### Direction
Leave out the pictures and copy every record exactly.
****
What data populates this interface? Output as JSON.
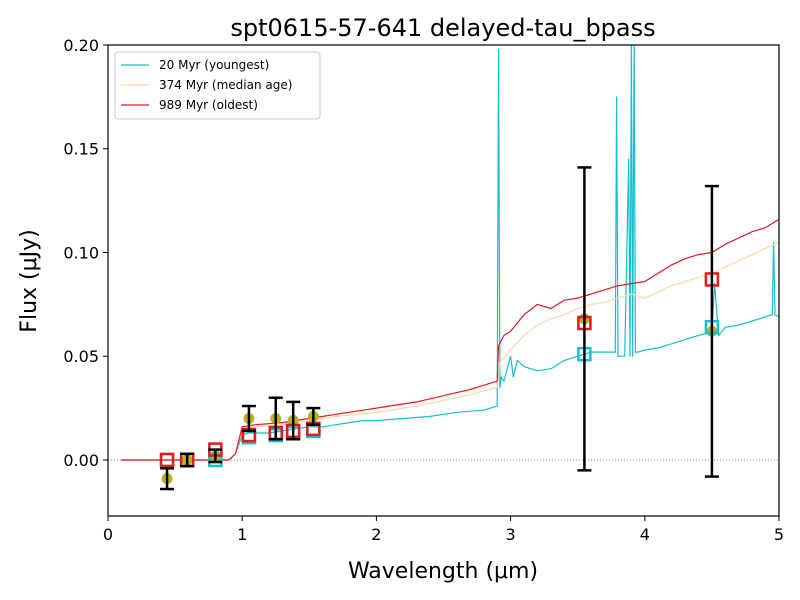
{
  "chart_data": {
    "type": "line",
    "title": "spt0615-57-641  delayed-tau_bpass",
    "xlabel": "Wavelength (μm)",
    "ylabel": "Flux (μJy)",
    "xlim": [
      0,
      5
    ],
    "ylim": [
      -0.027,
      0.2
    ],
    "x_ticks": [
      0,
      1,
      2,
      3,
      4,
      5
    ],
    "x_tick_labels": [
      "0",
      "1",
      "2",
      "3",
      "4",
      "5"
    ],
    "y_ticks": [
      0.0,
      0.05,
      0.1,
      0.15,
      0.2
    ],
    "y_tick_labels": [
      "0.00",
      "0.05",
      "0.10",
      "0.15",
      "0.20"
    ],
    "legend_position": "top-left",
    "zero_line": true,
    "series": [
      {
        "name": " 20 Myr (youngest)",
        "color": "#17becf",
        "x": [
          0.1,
          0.9,
          0.95,
          1.0,
          1.05,
          1.1,
          1.2,
          1.3,
          1.4,
          1.5,
          1.6,
          1.7,
          1.8,
          1.9,
          2.0,
          2.2,
          2.4,
          2.6,
          2.8,
          2.9,
          2.91,
          2.92,
          2.93,
          2.95,
          3.0,
          3.02,
          3.05,
          3.1,
          3.2,
          3.3,
          3.4,
          3.5,
          3.6,
          3.7,
          3.78,
          3.79,
          3.8,
          3.85,
          3.88,
          3.89,
          3.9,
          3.91,
          3.92,
          3.93,
          3.95,
          4.0,
          4.1,
          4.2,
          4.3,
          4.4,
          4.5,
          4.52,
          4.55,
          4.6,
          4.7,
          4.8,
          4.9,
          4.95,
          4.96,
          4.97,
          5.0
        ],
        "y": [
          0.0,
          0.0,
          0.003,
          0.012,
          0.013,
          0.013,
          0.013,
          0.014,
          0.015,
          0.016,
          0.016,
          0.017,
          0.018,
          0.019,
          0.019,
          0.02,
          0.021,
          0.023,
          0.024,
          0.026,
          0.198,
          0.035,
          0.04,
          0.038,
          0.05,
          0.04,
          0.048,
          0.045,
          0.043,
          0.044,
          0.048,
          0.05,
          0.052,
          0.052,
          0.052,
          0.175,
          0.05,
          0.05,
          0.145,
          0.05,
          0.2,
          0.05,
          0.205,
          0.052,
          0.052,
          0.053,
          0.054,
          0.056,
          0.058,
          0.06,
          0.062,
          0.085,
          0.06,
          0.064,
          0.065,
          0.067,
          0.069,
          0.07,
          0.105,
          0.07,
          0.069
        ]
      },
      {
        "name": "374 Myr (median age)",
        "color": "#ffd8a8",
        "x": [
          0.1,
          0.9,
          0.95,
          1.0,
          1.1,
          1.3,
          1.5,
          1.7,
          2.0,
          2.3,
          2.6,
          2.9,
          2.92,
          3.0,
          3.1,
          3.2,
          3.3,
          3.4,
          3.5,
          3.6,
          3.7,
          3.8,
          3.9,
          4.0,
          4.1,
          4.2,
          4.3,
          4.4,
          4.5,
          4.6,
          4.7,
          4.8,
          4.9,
          5.0
        ],
        "y": [
          0.0,
          0.0,
          0.003,
          0.015,
          0.016,
          0.017,
          0.019,
          0.021,
          0.023,
          0.026,
          0.03,
          0.035,
          0.047,
          0.053,
          0.06,
          0.065,
          0.068,
          0.07,
          0.073,
          0.075,
          0.076,
          0.078,
          0.08,
          0.078,
          0.081,
          0.084,
          0.086,
          0.088,
          0.09,
          0.093,
          0.096,
          0.099,
          0.102,
          0.105
        ]
      },
      {
        "name": "989 Myr (oldest)",
        "color": "#e41a1c",
        "x": [
          0.1,
          0.9,
          0.95,
          1.0,
          1.1,
          1.3,
          1.5,
          1.7,
          1.9,
          2.1,
          2.3,
          2.5,
          2.7,
          2.9,
          2.91,
          2.95,
          3.0,
          3.1,
          3.2,
          3.3,
          3.4,
          3.5,
          3.6,
          3.7,
          3.8,
          3.9,
          4.0,
          4.1,
          4.2,
          4.3,
          4.4,
          4.5,
          4.6,
          4.7,
          4.8,
          4.9,
          5.0
        ],
        "y": [
          0.0,
          0.0,
          0.003,
          0.016,
          0.017,
          0.018,
          0.02,
          0.022,
          0.024,
          0.026,
          0.028,
          0.031,
          0.034,
          0.038,
          0.055,
          0.06,
          0.062,
          0.07,
          0.075,
          0.073,
          0.077,
          0.078,
          0.08,
          0.082,
          0.084,
          0.085,
          0.086,
          0.09,
          0.094,
          0.097,
          0.099,
          0.1,
          0.104,
          0.107,
          0.11,
          0.112,
          0.116
        ]
      }
    ],
    "observed": {
      "color": "#b5b51b",
      "x": [
        0.44,
        0.59,
        0.8,
        1.05,
        1.25,
        1.38,
        1.53,
        3.55,
        4.5
      ],
      "y": [
        -0.009,
        0.0,
        0.002,
        0.02,
        0.02,
        0.019,
        0.021,
        0.068,
        0.062
      ],
      "err": [
        0.005,
        0.003,
        0.003,
        0.006,
        0.01,
        0.009,
        0.004,
        0.073,
        0.07
      ]
    },
    "model_photometry": [
      {
        "name": " 20 Myr (youngest)",
        "color": "#17becf",
        "x": [
          0.44,
          0.59,
          0.8,
          1.05,
          1.25,
          1.38,
          1.53,
          3.55,
          4.5
        ],
        "y": [
          0.0,
          0.0,
          0.0,
          0.011,
          0.012,
          0.013,
          0.014,
          0.051,
          0.064
        ]
      },
      {
        "name": "989 Myr (oldest)",
        "color": "#e41a1c",
        "x": [
          0.44,
          0.59,
          0.8,
          1.05,
          1.25,
          1.38,
          1.53,
          3.55,
          4.5
        ],
        "y": [
          0.0,
          0.0,
          0.005,
          0.012,
          0.013,
          0.014,
          0.015,
          0.066,
          0.087
        ]
      }
    ]
  }
}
****
### Result for this task
What data populates this interface? Output as JSON.
{
  "chart_data": {
    "type": "line",
    "title": "spt0615-57-641  delayed-tau_bpass",
    "xlabel": "Wavelength (μm)",
    "ylabel": "Flux (μJy)",
    "xlim": [
      0,
      5
    ],
    "ylim": [
      -0.027,
      0.2
    ],
    "x_ticks": [
      0,
      1,
      2,
      3,
      4,
      5
    ],
    "x_tick_labels": [
      "0",
      "1",
      "2",
      "3",
      "4",
      "5"
    ],
    "y_ticks": [
      0.0,
      0.05,
      0.1,
      0.15,
      0.2
    ],
    "y_tick_labels": [
      "0.00",
      "0.05",
      "0.10",
      "0.15",
      "0.20"
    ],
    "legend_position": "top-left",
    "zero_line": true,
    "series": [
      {
        "name": " 20 Myr (youngest)",
        "color": "#17becf",
        "x": [
          0.1,
          0.9,
          0.95,
          1.0,
          1.05,
          1.1,
          1.2,
          1.3,
          1.4,
          1.5,
          1.6,
          1.7,
          1.8,
          1.9,
          2.0,
          2.2,
          2.4,
          2.6,
          2.8,
          2.9,
          2.91,
          2.92,
          2.93,
          2.95,
          3.0,
          3.02,
          3.05,
          3.1,
          3.2,
          3.3,
          3.4,
          3.5,
          3.6,
          3.7,
          3.78,
          3.79,
          3.8,
          3.85,
          3.88,
          3.89,
          3.9,
          3.91,
          3.92,
          3.93,
          3.95,
          4.0,
          4.1,
          4.2,
          4.3,
          4.4,
          4.5,
          4.52,
          4.55,
          4.6,
          4.7,
          4.8,
          4.9,
          4.95,
          4.96,
          4.97,
          5.0
        ],
        "y": [
          0.0,
          0.0,
          0.003,
          0.012,
          0.013,
          0.013,
          0.013,
          0.014,
          0.015,
          0.016,
          0.016,
          0.017,
          0.018,
          0.019,
          0.019,
          0.02,
          0.021,
          0.023,
          0.024,
          0.026,
          0.198,
          0.035,
          0.04,
          0.038,
          0.05,
          0.04,
          0.048,
          0.045,
          0.043,
          0.044,
          0.048,
          0.05,
          0.052,
          0.052,
          0.052,
          0.175,
          0.05,
          0.05,
          0.145,
          0.05,
          0.2,
          0.05,
          0.205,
          0.052,
          0.052,
          0.053,
          0.054,
          0.056,
          0.058,
          0.06,
          0.062,
          0.085,
          0.06,
          0.064,
          0.065,
          0.067,
          0.069,
          0.07,
          0.105,
          0.07,
          0.069
        ]
      },
      {
        "name": "374 Myr (median age)",
        "color": "#ffd8a8",
        "x": [
          0.1,
          0.9,
          0.95,
          1.0,
          1.1,
          1.3,
          1.5,
          1.7,
          2.0,
          2.3,
          2.6,
          2.9,
          2.92,
          3.0,
          3.1,
          3.2,
          3.3,
          3.4,
          3.5,
          3.6,
          3.7,
          3.8,
          3.9,
          4.0,
          4.1,
          4.2,
          4.3,
          4.4,
          4.5,
          4.6,
          4.7,
          4.8,
          4.9,
          5.0
        ],
        "y": [
          0.0,
          0.0,
          0.003,
          0.015,
          0.016,
          0.017,
          0.019,
          0.021,
          0.023,
          0.026,
          0.03,
          0.035,
          0.047,
          0.053,
          0.06,
          0.065,
          0.068,
          0.07,
          0.073,
          0.075,
          0.076,
          0.078,
          0.08,
          0.078,
          0.081,
          0.084,
          0.086,
          0.088,
          0.09,
          0.093,
          0.096,
          0.099,
          0.102,
          0.105
        ]
      },
      {
        "name": "989 Myr (oldest)",
        "color": "#e41a1c",
        "x": [
          0.1,
          0.9,
          0.95,
          1.0,
          1.1,
          1.3,
          1.5,
          1.7,
          1.9,
          2.1,
          2.3,
          2.5,
          2.7,
          2.9,
          2.91,
          2.95,
          3.0,
          3.1,
          3.2,
          3.3,
          3.4,
          3.5,
          3.6,
          3.7,
          3.8,
          3.9,
          4.0,
          4.1,
          4.2,
          4.3,
          4.4,
          4.5,
          4.6,
          4.7,
          4.8,
          4.9,
          5.0
        ],
        "y": [
          0.0,
          0.0,
          0.003,
          0.016,
          0.017,
          0.018,
          0.02,
          0.022,
          0.024,
          0.026,
          0.028,
          0.031,
          0.034,
          0.038,
          0.055,
          0.06,
          0.062,
          0.07,
          0.075,
          0.073,
          0.077,
          0.078,
          0.08,
          0.082,
          0.084,
          0.085,
          0.086,
          0.09,
          0.094,
          0.097,
          0.099,
          0.1,
          0.104,
          0.107,
          0.11,
          0.112,
          0.116
        ]
      }
    ],
    "observed": {
      "color": "#b5b51b",
      "x": [
        0.44,
        0.59,
        0.8,
        1.05,
        1.25,
        1.38,
        1.53,
        3.55,
        4.5
      ],
      "y": [
        -0.009,
        0.0,
        0.002,
        0.02,
        0.02,
        0.019,
        0.021,
        0.068,
        0.062
      ],
      "err": [
        0.005,
        0.003,
        0.003,
        0.006,
        0.01,
        0.009,
        0.004,
        0.073,
        0.07
      ]
    },
    "model_photometry": [
      {
        "name": " 20 Myr (youngest)",
        "color": "#17becf",
        "x": [
          0.44,
          0.59,
          0.8,
          1.05,
          1.25,
          1.38,
          1.53,
          3.55,
          4.5
        ],
        "y": [
          0.0,
          0.0,
          0.0,
          0.011,
          0.012,
          0.013,
          0.014,
          0.051,
          0.064
        ]
      },
      {
        "name": "989 Myr (oldest)",
        "color": "#e41a1c",
        "x": [
          0.44,
          0.59,
          0.8,
          1.05,
          1.25,
          1.38,
          1.53,
          3.55,
          4.5
        ],
        "y": [
          0.0,
          0.0,
          0.005,
          0.012,
          0.013,
          0.014,
          0.015,
          0.066,
          0.087
        ]
      }
    ]
  }
}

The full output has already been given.